> **Task requirements**
Collect and copy every line from the listing below that contains the string "base".

* Start Data to process *

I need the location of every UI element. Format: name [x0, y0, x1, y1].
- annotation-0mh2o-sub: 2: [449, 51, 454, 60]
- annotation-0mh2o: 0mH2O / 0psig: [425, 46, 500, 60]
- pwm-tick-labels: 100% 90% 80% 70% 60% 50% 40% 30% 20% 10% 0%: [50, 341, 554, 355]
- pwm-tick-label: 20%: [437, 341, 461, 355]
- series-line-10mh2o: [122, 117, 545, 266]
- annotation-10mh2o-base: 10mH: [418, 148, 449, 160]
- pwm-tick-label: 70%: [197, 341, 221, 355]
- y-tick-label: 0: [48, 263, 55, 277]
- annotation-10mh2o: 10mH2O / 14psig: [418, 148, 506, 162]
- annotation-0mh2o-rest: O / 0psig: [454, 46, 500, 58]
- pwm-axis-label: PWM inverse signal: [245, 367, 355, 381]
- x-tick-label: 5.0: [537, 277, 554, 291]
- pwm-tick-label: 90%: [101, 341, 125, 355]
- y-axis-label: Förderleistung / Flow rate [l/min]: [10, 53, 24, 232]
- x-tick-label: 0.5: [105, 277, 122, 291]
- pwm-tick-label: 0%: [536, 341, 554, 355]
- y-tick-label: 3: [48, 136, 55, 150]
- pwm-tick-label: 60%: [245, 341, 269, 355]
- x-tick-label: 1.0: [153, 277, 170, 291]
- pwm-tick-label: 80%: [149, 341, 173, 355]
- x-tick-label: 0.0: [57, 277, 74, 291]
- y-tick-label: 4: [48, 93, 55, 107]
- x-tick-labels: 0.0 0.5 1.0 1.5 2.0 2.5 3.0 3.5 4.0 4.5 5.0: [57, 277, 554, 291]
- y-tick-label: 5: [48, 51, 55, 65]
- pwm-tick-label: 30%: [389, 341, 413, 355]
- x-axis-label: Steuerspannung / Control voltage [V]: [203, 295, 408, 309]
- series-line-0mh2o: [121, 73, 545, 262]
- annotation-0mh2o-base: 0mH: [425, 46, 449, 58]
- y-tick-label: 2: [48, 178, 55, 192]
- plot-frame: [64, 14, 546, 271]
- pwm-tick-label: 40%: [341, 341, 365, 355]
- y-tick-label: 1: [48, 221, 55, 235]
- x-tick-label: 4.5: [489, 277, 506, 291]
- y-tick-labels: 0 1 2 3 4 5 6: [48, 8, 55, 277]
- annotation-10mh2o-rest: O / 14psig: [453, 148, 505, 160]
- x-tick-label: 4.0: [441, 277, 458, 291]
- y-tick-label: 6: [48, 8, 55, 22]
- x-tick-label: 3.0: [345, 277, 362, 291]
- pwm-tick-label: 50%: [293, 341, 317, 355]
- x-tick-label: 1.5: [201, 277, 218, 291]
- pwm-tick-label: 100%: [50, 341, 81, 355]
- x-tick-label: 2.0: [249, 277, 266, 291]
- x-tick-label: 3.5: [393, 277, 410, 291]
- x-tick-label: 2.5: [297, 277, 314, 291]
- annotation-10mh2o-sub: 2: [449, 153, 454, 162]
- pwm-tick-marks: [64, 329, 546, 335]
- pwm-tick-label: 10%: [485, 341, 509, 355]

* End Data to process *

> **The solution**
- annotation-10mh2o-base: 10mH: [418, 148, 449, 160]
- annotation-0mh2o-base: 0mH: [425, 46, 449, 58]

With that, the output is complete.